[Extracts from a graphics dataset]

○ ○ ○ ○ ○ ○ ○

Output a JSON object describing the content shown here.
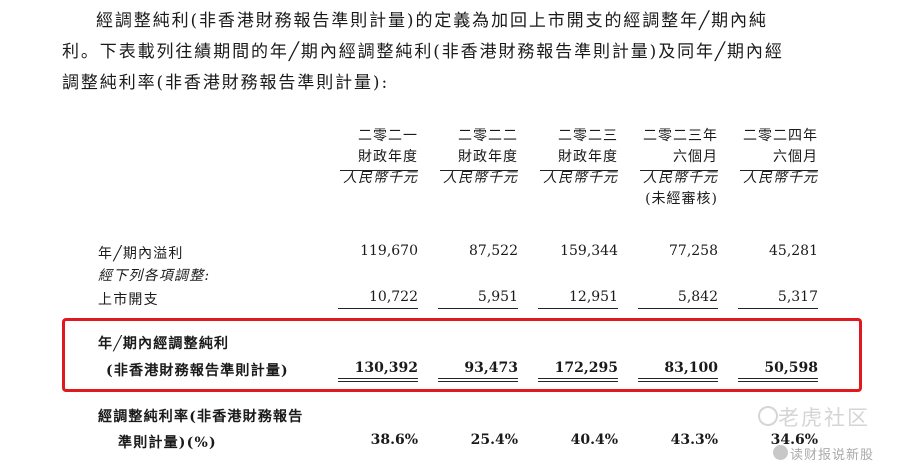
{
  "intro": {
    "line1": "經調整純利(非香港財務報告準則計量)的定義為加回上市開支的經調整年╱期內純",
    "line2": "利。下表載列往績期間的年╱期內經調整純利(非香港財務報告準則計量)及同年╱期內經",
    "line3": "調整純利率(非香港財務報告準則計量):"
  },
  "columns": [
    {
      "h1": "二零二一",
      "h2": "財政年度",
      "currency": "人民幣千元",
      "note": ""
    },
    {
      "h1": "二零二二",
      "h2": "財政年度",
      "currency": "人民幣千元",
      "note": ""
    },
    {
      "h1": "二零二三",
      "h2": "財政年度",
      "currency": "人民幣千元",
      "note": ""
    },
    {
      "h1": "二零二三年",
      "h2": "六個月",
      "currency": "人民幣千元",
      "note": "(未經審核)"
    },
    {
      "h1": "二零二四年",
      "h2": "六個月",
      "currency": "人民幣千元",
      "note": ""
    }
  ],
  "rows": {
    "profit": {
      "label": "年╱期內溢利",
      "values": [
        "119,670",
        "87,522",
        "159,344",
        "77,258",
        "45,281"
      ]
    },
    "adjust_caption": "經下列各項調整:",
    "listing": {
      "label": "上市開支",
      "values": [
        "10,722",
        "5,951",
        "12,951",
        "5,842",
        "5,317"
      ]
    },
    "adjusted": {
      "label1": "年╱期內經調整純利",
      "label2": "(非香港財務報告準則計量)",
      "values": [
        "130,392",
        "93,473",
        "172,295",
        "83,100",
        "50,598"
      ]
    },
    "margin": {
      "label1": "經調整純利率(非香港財務報告",
      "label2": "準則計量)(%)",
      "values": [
        "38.6%",
        "25.4%",
        "40.4%",
        "43.3%",
        "34.6%"
      ]
    }
  },
  "watermark": {
    "text1": "老虎社区",
    "text2": "读财报说新股"
  },
  "colors": {
    "highlight": "#e0191e"
  }
}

○ ○ ○ ○ ○ ○ ○

REQUIREMENT: Reproduce the whole listing word for word, setting aside any pictures.

CORRECT RESULT:
Output a JSON object describing the content shown here.
{
  "intro": {
    "line1": "經調整純利(非香港財務報告準則計量)的定義為加回上市開支的經調整年╱期內純",
    "line2": "利。下表載列往績期間的年╱期內經調整純利(非香港財務報告準則計量)及同年╱期內經",
    "line3": "調整純利率(非香港財務報告準則計量):"
  },
  "columns": [
    {
      "h1": "二零二一",
      "h2": "財政年度",
      "currency": "人民幣千元",
      "note": ""
    },
    {
      "h1": "二零二二",
      "h2": "財政年度",
      "currency": "人民幣千元",
      "note": ""
    },
    {
      "h1": "二零二三",
      "h2": "財政年度",
      "currency": "人民幣千元",
      "note": ""
    },
    {
      "h1": "二零二三年",
      "h2": "六個月",
      "currency": "人民幣千元",
      "note": "(未經審核)"
    },
    {
      "h1": "二零二四年",
      "h2": "六個月",
      "currency": "人民幣千元",
      "note": ""
    }
  ],
  "rows": {
    "profit": {
      "label": "年╱期內溢利",
      "values": [
        "119,670",
        "87,522",
        "159,344",
        "77,258",
        "45,281"
      ]
    },
    "adjust_caption": "經下列各項調整:",
    "listing": {
      "label": "上市開支",
      "values": [
        "10,722",
        "5,951",
        "12,951",
        "5,842",
        "5,317"
      ]
    },
    "adjusted": {
      "label1": "年╱期內經調整純利",
      "label2": "(非香港財務報告準則計量)",
      "values": [
        "130,392",
        "93,473",
        "172,295",
        "83,100",
        "50,598"
      ]
    },
    "margin": {
      "label1": "經調整純利率(非香港財務報告",
      "label2": "準則計量)(%)",
      "values": [
        "38.6%",
        "25.4%",
        "40.4%",
        "43.3%",
        "34.6%"
      ]
    }
  },
  "watermark": {
    "text1": "老虎社区",
    "text2": "读财报说新股"
  },
  "colors": {
    "highlight": "#e0191e"
  }
}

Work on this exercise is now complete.